• The problem:
Repeat the records in full and exactly, omitting pictures.

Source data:
•••

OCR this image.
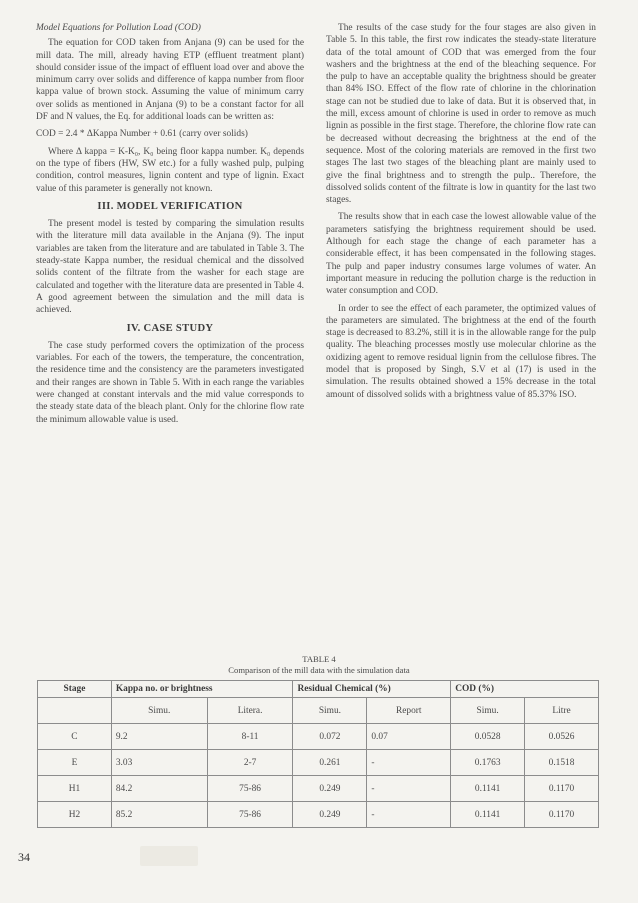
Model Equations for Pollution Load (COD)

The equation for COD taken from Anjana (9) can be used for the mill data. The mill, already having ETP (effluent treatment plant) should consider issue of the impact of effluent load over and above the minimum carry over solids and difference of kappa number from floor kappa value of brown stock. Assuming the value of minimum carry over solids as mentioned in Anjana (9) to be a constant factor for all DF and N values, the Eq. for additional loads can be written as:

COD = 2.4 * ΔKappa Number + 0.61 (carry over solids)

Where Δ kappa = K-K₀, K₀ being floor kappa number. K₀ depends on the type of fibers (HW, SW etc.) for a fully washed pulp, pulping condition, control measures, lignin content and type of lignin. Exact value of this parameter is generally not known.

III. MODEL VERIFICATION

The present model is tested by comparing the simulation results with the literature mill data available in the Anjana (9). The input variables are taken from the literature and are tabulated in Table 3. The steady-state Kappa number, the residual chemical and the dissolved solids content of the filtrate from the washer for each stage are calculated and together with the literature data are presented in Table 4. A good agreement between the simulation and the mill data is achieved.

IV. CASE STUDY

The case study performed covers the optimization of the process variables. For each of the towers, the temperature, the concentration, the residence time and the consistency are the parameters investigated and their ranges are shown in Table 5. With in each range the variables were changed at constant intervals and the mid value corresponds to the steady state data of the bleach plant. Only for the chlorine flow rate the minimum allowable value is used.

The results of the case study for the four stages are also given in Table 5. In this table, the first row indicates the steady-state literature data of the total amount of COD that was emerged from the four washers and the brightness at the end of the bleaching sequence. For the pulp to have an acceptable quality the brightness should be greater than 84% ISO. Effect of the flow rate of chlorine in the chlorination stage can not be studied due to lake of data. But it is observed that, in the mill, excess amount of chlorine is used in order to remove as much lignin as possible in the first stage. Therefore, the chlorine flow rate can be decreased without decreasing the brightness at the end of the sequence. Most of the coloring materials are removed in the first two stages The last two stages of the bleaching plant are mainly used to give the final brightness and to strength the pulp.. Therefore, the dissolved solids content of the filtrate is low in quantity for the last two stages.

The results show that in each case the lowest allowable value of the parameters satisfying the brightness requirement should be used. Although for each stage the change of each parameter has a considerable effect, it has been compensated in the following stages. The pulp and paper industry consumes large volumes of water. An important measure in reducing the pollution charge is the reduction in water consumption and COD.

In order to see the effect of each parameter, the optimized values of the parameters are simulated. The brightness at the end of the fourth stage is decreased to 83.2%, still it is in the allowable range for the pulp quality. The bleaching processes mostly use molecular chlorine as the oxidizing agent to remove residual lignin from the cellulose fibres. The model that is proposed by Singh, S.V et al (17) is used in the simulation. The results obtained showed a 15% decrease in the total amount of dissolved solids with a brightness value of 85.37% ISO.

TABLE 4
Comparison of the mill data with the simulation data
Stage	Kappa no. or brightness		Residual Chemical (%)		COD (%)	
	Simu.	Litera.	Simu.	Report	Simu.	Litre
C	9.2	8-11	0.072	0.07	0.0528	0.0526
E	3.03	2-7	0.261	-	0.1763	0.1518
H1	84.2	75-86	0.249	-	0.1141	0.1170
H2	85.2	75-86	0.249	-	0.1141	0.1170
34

•••

• Complete response:
OCR this image.
Model Equations for Pollution Load (COD)

The equation for COD taken from Anjana (9) can be used for the mill data. The mill, already having ETP (effluent treatment plant) should consider issue of the impact of effluent load over and above the minimum carry over solids and difference of kappa number from floor kappa value of brown stock. Assuming the value of minimum carry over solids as mentioned in Anjana (9) to be a constant factor for all DF and N values, the Eq. for additional loads can be written as:

COD = 2.4 * ΔKappa Number + 0.61 (carry over solids)

Where Δ kappa = K-K₀, K₀ being floor kappa number. K₀ depends on the type of fibers (HW, SW etc.) for a fully washed pulp, pulping condition, control measures, lignin content and type of lignin. Exact value of this parameter is generally not known.

III. MODEL VERIFICATION

The present model is tested by comparing the simulation results with the literature mill data available in the Anjana (9). The input variables are taken from the literature and are tabulated in Table 3. The steady-state Kappa number, the residual chemical and the dissolved solids content of the filtrate from the washer for each stage are calculated and together with the literature data are presented in Table 4. A good agreement between the simulation and the mill data is achieved.

IV. CASE STUDY

The case study performed covers the optimization of the process variables. For each of the towers, the temperature, the concentration, the residence time and the consistency are the parameters investigated and their ranges are shown in Table 5. With in each range the variables were changed at constant intervals and the mid value corresponds to the steady state data of the bleach plant. Only for the chlorine flow rate the minimum allowable value is used.

The results of the case study for the four stages are also given in Table 5. In this table, the first row indicates the steady-state literature data of the total amount of COD that was emerged from the four washers and the brightness at the end of the bleaching sequence. For the pulp to have an acceptable quality the brightness should be greater than 84% ISO. Effect of the flow rate of chlorine in the chlorination stage can not be studied due to lake of data. But it is observed that, in the mill, excess amount of chlorine is used in order to remove as much lignin as possible in the first stage. Therefore, the chlorine flow rate can be decreased without decreasing the brightness at the end of the sequence. Most of the coloring materials are removed in the first two stages The last two stages of the bleaching plant are mainly used to give the final brightness and to strength the pulp.. Therefore, the dissolved solids content of the filtrate is low in quantity for the last two stages.

The results show that in each case the lowest allowable value of the parameters satisfying the brightness requirement should be used. Although for each stage the change of each parameter has a considerable effect, it has been compensated in the following stages. The pulp and paper industry consumes large volumes of water. An important measure in reducing the pollution charge is the reduction in water consumption and COD.

In order to see the effect of each parameter, the optimized values of the parameters are simulated. The brightness at the end of the fourth stage is decreased to 83.2%, still it is in the allowable range for the pulp quality. The bleaching processes mostly use molecular chlorine as the oxidizing agent to remove residual lignin from the cellulose fibres. The model that is proposed by Singh, S.V et al (17) is used in the simulation. The results obtained showed a 15% decrease in the total amount of dissolved solids with a brightness value of 85.37% ISO.

TABLE 4
Comparison of the mill data with the simulation data
Stage	Kappa no. or brightness		Residual Chemical (%)		COD (%)	
	Simu.	Litera.	Simu.	Report	Simu.	Litre
C	9.2	8-11	0.072	0.07	0.0528	0.0526
E	3.03	2-7	0.261	-	0.1763	0.1518
H1	84.2	75-86	0.249	-	0.1141	0.1170
H2	85.2	75-86	0.249	-	0.1141	0.1170
34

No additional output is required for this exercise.